WRITTEN EXERCISE:
Report how many lines of the listing below include the word "legend". Give nothing but the number.

>> begin

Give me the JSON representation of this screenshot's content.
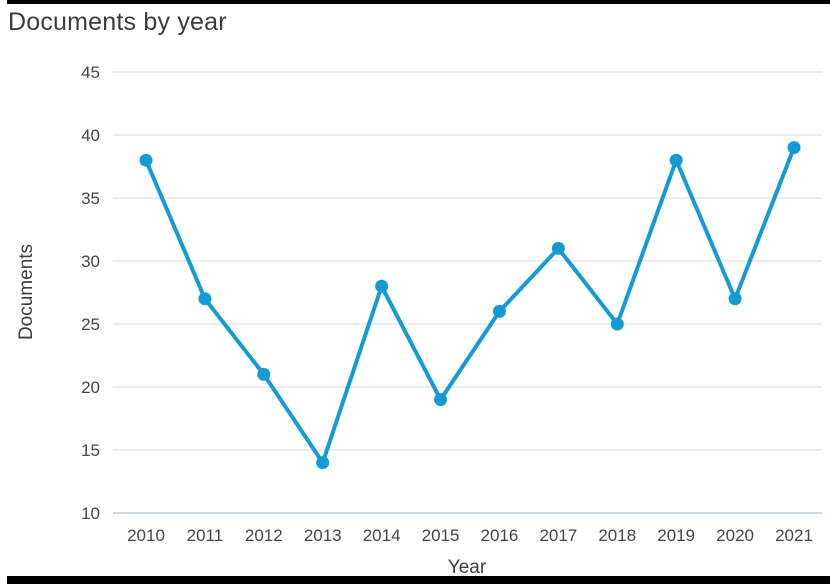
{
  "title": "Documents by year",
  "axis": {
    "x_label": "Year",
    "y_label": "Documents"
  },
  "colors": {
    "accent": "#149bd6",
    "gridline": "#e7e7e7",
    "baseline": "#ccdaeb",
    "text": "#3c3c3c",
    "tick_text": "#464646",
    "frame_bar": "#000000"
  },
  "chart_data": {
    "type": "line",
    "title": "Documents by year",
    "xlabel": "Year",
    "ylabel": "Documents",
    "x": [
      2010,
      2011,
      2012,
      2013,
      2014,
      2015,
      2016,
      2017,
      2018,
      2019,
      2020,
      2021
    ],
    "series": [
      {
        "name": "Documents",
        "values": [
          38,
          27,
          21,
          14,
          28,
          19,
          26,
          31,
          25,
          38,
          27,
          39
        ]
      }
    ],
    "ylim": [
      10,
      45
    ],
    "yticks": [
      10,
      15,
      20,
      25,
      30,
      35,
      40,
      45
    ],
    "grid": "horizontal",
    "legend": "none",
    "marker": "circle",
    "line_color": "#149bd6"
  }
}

>> end
>> begin

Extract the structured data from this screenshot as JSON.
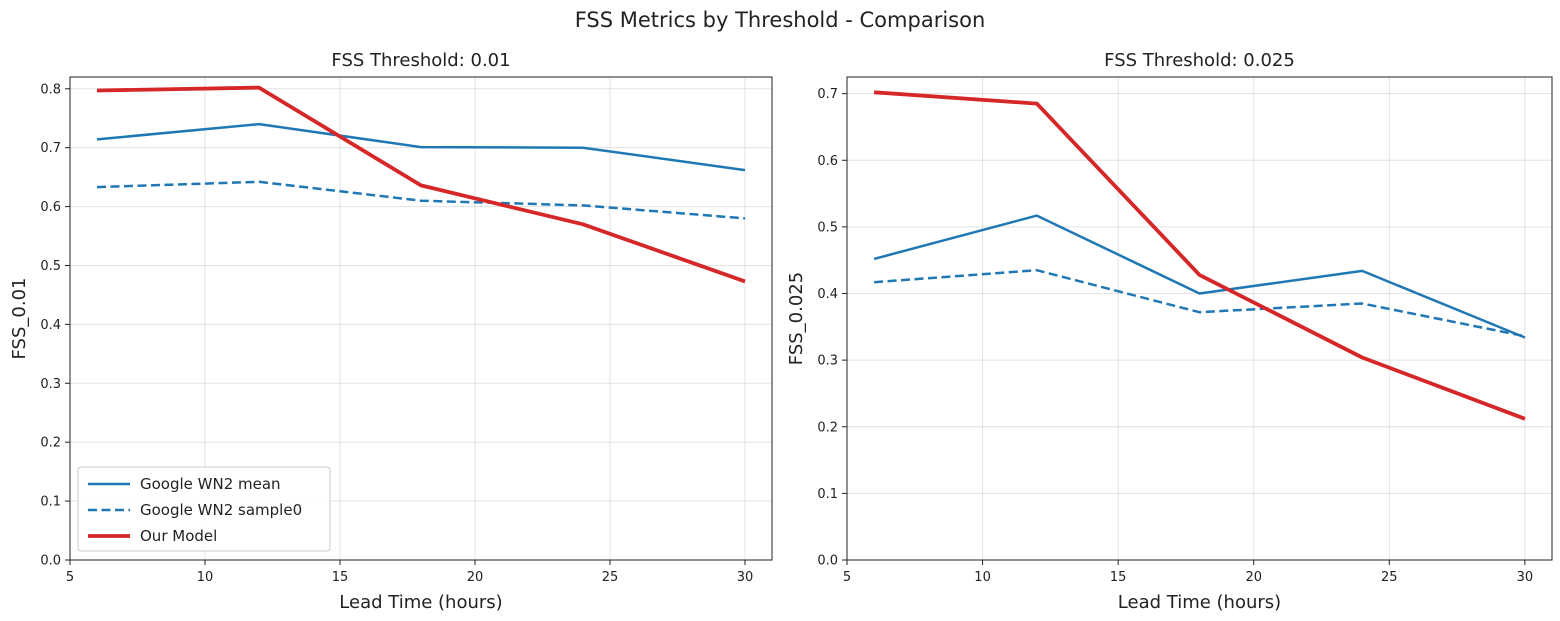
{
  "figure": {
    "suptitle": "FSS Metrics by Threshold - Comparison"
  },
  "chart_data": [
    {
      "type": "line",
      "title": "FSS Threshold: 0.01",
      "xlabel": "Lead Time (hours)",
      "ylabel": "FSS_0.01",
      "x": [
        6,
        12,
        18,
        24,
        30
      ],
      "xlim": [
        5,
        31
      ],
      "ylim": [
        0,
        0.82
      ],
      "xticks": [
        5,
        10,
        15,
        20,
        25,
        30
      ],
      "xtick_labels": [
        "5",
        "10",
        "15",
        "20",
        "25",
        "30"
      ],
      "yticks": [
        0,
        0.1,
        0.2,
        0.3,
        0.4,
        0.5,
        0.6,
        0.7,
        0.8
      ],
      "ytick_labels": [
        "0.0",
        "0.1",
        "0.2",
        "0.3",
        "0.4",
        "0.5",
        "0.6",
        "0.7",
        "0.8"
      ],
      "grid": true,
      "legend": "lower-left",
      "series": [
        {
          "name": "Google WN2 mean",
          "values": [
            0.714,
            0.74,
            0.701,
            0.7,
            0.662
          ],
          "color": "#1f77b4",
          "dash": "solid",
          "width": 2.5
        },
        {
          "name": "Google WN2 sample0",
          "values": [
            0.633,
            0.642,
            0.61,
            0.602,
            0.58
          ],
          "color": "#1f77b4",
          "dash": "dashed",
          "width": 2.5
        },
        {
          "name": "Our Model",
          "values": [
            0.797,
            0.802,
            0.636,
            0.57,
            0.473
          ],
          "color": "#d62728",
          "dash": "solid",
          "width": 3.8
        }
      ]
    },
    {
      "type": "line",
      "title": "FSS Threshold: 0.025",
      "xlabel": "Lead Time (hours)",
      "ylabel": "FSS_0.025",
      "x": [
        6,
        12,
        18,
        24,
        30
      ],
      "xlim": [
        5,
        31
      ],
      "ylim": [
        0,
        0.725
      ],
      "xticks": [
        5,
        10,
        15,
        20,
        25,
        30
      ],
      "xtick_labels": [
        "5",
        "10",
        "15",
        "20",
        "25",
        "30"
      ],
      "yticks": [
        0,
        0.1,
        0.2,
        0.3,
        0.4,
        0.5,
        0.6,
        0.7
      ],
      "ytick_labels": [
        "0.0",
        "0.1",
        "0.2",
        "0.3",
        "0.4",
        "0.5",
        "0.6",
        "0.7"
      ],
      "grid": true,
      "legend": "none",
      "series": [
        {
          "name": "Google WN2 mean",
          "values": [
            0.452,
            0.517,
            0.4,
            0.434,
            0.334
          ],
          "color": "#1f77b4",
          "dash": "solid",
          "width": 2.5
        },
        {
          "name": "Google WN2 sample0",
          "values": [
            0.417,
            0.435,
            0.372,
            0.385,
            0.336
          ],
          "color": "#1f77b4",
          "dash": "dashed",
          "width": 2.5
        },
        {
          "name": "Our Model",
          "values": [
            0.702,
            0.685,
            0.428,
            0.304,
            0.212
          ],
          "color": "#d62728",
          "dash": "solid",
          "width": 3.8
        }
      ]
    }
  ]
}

>> end

WRITTEN RESPONSE:
3